Entries from a page text collection:
· · ·
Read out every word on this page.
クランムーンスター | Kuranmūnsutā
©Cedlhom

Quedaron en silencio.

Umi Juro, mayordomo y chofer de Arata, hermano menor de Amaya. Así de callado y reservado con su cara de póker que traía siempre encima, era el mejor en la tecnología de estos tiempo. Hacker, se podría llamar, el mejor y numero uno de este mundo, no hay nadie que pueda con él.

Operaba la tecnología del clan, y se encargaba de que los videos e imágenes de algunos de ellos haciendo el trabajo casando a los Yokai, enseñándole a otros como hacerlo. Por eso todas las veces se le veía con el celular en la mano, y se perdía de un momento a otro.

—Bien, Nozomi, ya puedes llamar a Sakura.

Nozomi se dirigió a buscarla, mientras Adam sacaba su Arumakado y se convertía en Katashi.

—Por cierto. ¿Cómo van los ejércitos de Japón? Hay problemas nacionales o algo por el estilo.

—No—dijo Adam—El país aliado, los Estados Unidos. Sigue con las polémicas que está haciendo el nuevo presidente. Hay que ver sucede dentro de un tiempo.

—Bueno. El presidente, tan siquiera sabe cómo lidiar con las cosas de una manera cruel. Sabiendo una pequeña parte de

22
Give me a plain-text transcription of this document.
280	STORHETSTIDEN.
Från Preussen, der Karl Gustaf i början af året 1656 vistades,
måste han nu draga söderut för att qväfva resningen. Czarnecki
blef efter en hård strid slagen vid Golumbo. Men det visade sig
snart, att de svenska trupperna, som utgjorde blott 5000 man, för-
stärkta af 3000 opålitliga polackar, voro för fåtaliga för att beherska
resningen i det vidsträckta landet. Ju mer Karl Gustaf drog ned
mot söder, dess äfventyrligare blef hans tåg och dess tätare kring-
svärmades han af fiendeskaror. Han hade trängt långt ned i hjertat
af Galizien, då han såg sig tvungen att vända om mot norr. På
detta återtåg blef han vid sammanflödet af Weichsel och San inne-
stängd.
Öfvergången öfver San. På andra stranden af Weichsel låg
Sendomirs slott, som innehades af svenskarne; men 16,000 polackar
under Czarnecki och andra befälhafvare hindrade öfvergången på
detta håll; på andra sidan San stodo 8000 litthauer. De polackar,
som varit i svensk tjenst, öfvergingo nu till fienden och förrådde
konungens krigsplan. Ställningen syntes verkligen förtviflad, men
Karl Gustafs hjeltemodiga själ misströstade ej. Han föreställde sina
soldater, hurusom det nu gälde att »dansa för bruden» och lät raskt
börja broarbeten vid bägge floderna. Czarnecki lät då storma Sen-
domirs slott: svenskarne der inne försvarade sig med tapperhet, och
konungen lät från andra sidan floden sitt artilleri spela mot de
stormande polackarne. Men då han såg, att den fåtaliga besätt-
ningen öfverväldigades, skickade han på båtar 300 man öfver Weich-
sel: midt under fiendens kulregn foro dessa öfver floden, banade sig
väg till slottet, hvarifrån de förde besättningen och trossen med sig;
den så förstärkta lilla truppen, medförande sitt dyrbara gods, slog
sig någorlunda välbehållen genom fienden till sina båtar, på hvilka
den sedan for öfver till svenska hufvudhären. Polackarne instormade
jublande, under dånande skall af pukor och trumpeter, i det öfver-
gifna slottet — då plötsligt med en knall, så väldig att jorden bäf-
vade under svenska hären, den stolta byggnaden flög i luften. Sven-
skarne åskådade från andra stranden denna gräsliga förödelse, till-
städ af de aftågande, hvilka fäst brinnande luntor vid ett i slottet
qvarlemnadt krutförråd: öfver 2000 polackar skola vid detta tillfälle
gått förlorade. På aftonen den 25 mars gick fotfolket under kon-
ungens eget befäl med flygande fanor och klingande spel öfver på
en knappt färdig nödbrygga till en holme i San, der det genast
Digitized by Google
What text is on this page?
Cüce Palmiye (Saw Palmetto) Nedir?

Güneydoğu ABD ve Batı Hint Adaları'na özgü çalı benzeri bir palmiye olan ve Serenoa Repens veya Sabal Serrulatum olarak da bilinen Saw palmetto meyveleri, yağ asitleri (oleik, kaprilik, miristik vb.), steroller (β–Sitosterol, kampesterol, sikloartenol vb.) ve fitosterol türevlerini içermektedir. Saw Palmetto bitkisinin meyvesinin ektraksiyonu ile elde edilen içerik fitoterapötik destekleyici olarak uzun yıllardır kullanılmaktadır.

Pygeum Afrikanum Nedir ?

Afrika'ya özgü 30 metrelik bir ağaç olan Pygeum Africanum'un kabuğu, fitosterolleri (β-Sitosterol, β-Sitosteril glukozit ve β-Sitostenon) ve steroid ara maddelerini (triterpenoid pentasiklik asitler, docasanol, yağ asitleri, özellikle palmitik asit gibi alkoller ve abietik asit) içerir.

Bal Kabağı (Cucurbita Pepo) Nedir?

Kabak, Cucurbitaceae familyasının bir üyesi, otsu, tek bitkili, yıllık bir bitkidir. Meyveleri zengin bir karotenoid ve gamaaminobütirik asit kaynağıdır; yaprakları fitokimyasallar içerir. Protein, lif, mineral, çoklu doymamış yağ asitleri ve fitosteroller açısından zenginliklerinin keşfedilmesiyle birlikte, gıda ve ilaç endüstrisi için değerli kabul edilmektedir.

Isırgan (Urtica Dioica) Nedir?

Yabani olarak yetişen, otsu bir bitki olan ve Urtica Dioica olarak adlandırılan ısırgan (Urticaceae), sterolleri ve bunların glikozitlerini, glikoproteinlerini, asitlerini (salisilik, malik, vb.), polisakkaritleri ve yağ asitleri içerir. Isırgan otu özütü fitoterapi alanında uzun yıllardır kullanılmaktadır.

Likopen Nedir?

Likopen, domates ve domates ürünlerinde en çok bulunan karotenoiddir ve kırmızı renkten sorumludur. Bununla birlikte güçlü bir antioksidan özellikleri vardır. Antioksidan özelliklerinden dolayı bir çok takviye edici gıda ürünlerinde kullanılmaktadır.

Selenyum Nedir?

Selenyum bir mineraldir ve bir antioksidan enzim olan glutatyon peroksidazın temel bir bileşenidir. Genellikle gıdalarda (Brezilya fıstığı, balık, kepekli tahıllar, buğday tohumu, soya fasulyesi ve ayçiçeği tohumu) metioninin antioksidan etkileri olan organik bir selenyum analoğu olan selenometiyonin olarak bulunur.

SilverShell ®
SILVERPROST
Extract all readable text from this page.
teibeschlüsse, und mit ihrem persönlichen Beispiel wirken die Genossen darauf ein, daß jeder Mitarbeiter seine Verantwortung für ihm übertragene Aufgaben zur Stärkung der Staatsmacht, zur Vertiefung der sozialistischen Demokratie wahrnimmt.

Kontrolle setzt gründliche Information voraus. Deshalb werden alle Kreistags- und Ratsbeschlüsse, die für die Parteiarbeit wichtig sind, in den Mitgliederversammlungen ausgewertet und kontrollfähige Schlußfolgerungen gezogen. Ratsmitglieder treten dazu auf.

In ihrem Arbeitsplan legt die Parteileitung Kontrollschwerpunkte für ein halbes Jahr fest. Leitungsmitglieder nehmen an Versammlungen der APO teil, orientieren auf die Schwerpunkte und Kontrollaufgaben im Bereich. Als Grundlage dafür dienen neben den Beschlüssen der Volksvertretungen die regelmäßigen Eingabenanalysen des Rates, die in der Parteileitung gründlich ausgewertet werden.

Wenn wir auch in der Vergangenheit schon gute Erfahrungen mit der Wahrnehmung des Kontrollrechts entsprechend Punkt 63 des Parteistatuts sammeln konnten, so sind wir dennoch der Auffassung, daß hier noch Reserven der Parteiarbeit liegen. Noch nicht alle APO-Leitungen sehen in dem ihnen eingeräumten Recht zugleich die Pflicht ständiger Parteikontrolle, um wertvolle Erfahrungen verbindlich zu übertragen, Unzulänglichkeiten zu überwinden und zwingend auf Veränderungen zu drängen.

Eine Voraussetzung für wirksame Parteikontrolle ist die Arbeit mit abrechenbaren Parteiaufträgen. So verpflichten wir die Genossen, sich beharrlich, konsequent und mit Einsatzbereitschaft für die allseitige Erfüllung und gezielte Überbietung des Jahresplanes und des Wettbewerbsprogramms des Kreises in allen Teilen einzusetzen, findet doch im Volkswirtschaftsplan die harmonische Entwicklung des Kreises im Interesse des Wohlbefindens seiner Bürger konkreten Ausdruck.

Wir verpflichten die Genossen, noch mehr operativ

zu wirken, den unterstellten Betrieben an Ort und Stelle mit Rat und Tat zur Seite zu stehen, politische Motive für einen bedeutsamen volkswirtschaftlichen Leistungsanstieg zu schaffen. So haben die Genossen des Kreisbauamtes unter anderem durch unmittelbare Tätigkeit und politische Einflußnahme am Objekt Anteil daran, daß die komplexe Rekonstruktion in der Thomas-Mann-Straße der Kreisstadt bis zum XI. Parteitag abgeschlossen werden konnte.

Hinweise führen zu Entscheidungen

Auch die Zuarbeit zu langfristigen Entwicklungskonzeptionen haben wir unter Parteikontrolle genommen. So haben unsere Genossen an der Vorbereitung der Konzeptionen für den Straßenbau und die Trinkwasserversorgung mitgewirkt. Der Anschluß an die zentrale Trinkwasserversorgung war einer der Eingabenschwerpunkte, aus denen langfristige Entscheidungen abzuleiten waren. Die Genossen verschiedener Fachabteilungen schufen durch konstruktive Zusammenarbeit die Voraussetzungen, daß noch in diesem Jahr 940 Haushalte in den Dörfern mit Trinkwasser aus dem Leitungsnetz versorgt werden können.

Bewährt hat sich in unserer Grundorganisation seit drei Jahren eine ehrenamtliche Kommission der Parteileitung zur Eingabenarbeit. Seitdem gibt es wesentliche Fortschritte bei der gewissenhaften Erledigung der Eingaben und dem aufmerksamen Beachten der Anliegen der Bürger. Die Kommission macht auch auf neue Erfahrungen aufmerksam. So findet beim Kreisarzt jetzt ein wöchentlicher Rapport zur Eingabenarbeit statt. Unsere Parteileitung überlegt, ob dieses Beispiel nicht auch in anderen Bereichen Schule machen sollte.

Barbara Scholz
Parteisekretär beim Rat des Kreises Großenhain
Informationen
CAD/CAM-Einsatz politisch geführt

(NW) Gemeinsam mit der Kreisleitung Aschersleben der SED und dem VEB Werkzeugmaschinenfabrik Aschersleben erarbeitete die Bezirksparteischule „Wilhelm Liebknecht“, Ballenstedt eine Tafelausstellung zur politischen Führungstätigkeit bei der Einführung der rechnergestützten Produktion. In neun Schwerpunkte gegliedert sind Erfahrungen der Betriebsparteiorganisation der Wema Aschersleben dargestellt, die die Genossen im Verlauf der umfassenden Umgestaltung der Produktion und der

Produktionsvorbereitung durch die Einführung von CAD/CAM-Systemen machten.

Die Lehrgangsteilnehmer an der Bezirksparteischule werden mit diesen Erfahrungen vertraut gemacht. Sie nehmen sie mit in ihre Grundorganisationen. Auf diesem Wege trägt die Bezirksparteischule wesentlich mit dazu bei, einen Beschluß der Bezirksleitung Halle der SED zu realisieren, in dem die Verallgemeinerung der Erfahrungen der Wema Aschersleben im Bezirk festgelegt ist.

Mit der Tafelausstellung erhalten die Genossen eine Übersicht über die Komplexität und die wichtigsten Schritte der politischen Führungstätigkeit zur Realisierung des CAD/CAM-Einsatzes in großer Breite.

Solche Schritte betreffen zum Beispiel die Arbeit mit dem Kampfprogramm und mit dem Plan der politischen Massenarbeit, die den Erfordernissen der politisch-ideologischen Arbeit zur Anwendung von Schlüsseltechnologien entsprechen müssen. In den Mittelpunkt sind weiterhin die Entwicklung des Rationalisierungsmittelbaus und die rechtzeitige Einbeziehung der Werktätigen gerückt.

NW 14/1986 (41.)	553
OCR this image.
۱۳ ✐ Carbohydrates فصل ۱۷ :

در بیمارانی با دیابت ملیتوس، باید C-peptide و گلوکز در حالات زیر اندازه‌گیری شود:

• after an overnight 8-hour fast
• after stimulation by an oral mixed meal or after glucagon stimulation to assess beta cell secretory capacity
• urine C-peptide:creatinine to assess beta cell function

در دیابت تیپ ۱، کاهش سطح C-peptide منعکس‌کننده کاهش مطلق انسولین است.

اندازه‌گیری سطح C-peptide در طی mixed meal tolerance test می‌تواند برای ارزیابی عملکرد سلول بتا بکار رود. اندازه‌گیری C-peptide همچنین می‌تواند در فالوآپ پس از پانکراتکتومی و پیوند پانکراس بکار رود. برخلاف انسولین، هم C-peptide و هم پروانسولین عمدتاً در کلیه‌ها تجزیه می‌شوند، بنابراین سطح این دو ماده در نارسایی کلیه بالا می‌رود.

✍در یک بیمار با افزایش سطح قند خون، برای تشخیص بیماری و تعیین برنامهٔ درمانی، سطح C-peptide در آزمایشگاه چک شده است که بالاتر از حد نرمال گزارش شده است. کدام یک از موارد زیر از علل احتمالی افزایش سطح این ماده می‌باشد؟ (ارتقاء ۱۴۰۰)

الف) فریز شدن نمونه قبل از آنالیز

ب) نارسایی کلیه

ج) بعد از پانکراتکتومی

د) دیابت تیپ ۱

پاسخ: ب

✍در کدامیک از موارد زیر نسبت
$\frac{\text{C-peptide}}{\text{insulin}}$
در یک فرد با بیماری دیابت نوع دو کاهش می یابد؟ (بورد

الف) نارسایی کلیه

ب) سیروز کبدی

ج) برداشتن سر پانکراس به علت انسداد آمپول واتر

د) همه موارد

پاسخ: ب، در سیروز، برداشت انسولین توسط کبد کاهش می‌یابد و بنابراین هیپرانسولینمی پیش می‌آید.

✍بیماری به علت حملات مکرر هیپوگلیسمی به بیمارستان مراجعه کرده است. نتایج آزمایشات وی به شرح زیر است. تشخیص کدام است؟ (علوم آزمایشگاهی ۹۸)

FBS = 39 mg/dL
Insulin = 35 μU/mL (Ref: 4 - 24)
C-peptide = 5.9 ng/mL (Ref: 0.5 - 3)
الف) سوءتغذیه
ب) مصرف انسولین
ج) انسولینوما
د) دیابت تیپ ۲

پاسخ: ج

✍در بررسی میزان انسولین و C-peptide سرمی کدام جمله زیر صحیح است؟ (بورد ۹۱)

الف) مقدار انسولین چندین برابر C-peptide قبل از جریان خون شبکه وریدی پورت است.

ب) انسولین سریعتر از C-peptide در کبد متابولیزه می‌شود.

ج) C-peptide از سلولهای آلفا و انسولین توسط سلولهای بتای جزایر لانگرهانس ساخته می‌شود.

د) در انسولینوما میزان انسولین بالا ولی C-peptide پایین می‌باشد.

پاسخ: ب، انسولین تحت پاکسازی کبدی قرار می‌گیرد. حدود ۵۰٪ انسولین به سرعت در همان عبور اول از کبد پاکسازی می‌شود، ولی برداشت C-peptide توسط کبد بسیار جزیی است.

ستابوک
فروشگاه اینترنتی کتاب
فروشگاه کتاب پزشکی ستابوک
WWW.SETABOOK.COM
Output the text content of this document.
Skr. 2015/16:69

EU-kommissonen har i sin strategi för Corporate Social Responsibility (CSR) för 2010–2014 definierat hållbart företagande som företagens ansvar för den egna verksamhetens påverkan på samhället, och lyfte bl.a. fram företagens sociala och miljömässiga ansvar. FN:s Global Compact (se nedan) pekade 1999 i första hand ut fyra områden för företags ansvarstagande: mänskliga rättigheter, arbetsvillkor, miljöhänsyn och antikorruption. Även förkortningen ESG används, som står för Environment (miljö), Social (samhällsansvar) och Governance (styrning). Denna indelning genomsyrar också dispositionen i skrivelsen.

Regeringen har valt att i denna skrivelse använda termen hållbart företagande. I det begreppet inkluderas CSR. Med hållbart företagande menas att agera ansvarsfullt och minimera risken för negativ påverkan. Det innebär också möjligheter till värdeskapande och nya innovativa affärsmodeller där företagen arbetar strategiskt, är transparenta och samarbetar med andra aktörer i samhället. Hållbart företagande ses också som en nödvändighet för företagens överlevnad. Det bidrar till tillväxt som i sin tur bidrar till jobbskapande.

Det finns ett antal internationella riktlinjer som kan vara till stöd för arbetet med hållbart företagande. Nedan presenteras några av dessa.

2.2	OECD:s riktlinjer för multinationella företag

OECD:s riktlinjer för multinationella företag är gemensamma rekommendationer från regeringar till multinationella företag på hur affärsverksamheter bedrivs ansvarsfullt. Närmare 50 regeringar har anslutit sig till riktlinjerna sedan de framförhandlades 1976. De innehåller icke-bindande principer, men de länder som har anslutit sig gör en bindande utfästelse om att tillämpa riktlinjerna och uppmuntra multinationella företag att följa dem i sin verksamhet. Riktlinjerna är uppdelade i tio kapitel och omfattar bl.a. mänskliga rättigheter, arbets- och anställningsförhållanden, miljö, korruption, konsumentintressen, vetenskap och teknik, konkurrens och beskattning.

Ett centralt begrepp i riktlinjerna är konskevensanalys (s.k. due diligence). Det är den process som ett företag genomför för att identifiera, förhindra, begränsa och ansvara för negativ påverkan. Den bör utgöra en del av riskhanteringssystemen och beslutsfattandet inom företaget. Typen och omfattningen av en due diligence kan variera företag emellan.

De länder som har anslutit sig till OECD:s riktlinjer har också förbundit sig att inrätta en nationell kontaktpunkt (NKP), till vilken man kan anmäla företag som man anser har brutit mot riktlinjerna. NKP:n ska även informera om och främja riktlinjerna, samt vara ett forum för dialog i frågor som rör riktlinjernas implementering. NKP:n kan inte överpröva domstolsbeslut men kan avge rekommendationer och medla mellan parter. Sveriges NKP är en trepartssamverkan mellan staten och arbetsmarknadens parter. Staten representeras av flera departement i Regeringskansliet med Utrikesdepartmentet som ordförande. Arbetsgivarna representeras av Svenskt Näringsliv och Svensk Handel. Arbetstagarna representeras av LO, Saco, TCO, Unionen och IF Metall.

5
· · ·
Look through the entries above and report each line where the string "document" occurs.

• ANSWER FOR THE TASK
Give me a plain-text transcription of this document.
Output the text content of this document.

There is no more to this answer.